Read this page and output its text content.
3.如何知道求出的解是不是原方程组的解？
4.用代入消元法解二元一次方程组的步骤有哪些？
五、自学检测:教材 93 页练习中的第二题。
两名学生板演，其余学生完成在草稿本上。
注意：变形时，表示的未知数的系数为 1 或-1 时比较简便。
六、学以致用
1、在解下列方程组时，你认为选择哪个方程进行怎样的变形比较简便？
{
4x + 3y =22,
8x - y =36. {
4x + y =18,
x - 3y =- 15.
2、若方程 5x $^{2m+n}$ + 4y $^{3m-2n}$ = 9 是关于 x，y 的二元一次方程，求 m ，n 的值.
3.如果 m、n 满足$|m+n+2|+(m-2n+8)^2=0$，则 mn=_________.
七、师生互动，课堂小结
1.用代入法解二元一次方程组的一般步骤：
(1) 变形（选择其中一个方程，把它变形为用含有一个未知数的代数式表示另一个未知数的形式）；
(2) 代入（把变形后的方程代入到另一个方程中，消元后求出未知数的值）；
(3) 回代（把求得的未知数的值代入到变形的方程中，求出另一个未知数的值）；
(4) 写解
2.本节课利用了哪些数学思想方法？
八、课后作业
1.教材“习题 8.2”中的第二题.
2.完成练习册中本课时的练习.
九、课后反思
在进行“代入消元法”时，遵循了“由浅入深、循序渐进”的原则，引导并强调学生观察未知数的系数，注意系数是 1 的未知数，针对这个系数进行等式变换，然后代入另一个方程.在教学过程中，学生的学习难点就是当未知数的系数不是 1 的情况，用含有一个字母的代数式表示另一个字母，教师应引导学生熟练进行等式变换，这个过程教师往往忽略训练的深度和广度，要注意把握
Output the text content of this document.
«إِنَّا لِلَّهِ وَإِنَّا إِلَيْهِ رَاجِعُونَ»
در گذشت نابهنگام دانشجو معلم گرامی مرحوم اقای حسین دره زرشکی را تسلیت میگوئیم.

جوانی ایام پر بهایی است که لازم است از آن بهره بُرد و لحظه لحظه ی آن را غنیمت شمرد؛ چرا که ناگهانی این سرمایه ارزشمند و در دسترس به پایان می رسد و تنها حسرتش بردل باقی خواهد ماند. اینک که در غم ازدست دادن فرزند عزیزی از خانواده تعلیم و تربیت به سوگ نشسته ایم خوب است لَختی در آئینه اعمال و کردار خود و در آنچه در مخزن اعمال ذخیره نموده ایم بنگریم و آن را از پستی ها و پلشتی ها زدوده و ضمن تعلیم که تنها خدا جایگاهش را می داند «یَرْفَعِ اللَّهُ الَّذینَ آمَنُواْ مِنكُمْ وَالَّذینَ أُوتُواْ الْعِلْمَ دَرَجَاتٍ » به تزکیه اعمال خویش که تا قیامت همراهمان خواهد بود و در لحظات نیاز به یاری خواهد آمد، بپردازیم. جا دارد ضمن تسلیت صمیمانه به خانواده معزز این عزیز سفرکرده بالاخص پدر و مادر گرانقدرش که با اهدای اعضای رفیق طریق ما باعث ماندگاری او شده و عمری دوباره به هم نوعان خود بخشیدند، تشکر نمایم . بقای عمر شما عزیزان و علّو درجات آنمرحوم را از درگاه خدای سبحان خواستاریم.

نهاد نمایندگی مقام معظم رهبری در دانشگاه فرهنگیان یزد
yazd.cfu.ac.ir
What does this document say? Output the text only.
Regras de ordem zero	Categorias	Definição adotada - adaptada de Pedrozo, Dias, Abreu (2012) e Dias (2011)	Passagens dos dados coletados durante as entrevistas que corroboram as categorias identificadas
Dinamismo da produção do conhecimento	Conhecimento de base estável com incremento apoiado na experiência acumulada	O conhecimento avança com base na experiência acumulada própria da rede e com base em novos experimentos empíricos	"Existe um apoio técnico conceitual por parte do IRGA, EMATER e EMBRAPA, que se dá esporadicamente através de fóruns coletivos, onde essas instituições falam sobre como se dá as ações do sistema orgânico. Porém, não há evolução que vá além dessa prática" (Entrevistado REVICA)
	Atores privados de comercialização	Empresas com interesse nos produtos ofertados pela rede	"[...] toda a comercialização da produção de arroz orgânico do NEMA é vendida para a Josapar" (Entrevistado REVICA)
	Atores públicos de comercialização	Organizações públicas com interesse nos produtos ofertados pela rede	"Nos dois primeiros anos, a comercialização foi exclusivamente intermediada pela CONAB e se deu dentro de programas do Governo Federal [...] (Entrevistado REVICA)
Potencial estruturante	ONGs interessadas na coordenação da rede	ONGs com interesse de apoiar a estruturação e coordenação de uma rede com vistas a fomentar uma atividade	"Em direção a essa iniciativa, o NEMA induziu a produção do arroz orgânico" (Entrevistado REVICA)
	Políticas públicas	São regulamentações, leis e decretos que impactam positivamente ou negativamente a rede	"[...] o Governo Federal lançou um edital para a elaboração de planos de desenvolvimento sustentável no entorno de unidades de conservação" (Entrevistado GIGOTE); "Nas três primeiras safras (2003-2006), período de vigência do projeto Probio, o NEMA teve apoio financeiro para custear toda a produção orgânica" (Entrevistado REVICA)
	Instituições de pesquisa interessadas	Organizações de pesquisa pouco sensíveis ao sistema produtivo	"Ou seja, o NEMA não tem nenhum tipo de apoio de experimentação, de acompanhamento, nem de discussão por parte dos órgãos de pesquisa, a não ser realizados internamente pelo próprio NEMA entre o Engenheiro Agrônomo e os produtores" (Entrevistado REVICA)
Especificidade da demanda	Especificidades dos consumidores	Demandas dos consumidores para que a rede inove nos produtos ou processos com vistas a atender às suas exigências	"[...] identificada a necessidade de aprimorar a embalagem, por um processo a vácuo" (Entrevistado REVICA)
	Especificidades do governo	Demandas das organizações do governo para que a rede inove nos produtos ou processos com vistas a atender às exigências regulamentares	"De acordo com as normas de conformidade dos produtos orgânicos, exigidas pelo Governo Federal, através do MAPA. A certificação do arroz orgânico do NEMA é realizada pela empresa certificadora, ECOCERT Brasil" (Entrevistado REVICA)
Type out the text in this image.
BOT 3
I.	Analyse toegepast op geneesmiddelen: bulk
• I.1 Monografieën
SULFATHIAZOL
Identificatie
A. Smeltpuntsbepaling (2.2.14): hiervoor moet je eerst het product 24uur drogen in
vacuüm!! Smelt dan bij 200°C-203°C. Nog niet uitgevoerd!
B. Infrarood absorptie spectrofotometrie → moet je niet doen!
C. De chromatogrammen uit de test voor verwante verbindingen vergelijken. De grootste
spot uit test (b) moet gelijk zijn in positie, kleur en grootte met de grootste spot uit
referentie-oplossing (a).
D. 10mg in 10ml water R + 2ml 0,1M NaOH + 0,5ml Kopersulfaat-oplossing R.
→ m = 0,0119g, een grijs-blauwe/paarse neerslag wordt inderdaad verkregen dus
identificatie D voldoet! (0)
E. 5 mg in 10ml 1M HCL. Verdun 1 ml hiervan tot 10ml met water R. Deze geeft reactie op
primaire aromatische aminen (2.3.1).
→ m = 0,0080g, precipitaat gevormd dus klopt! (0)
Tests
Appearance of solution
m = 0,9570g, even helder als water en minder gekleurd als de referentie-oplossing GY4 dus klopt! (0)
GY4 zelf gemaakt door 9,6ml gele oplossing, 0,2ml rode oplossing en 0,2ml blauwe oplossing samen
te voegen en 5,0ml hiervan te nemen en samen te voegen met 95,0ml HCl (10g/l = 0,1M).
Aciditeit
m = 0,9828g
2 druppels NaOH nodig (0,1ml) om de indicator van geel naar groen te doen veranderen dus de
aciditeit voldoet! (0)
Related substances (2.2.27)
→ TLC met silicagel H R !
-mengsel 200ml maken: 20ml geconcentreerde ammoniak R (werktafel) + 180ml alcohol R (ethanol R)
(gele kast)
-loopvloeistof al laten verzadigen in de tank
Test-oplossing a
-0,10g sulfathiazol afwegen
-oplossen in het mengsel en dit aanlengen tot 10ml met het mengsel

------

REQUIREMENT
Report back each line of the entries that holds the string "Especificidades".

RESPONSE
Especificidade da demanda	Especificidades dos consumidores	Demandas dos consumidores para que a rede inove nos produtos ou processos com vistas a atender às suas exigências	"[...] identificada a necessidade de aprimorar a embalagem, por um processo a vácuo" (Entrevistado REVICA)
	Especificidades do governo	Demandas das organizações do governo para que a rede inove nos produtos ou processos com vistas a atender às exigências regulamentares	"De acordo com as normas de conformidade dos produtos orgânicos, exigidas pelo Governo Federal, através do MAPA. A certificação do arroz orgânico do NEMA é realizada pela empresa certificadora, ECOCERT Brasil" (Entrevistado REVICA)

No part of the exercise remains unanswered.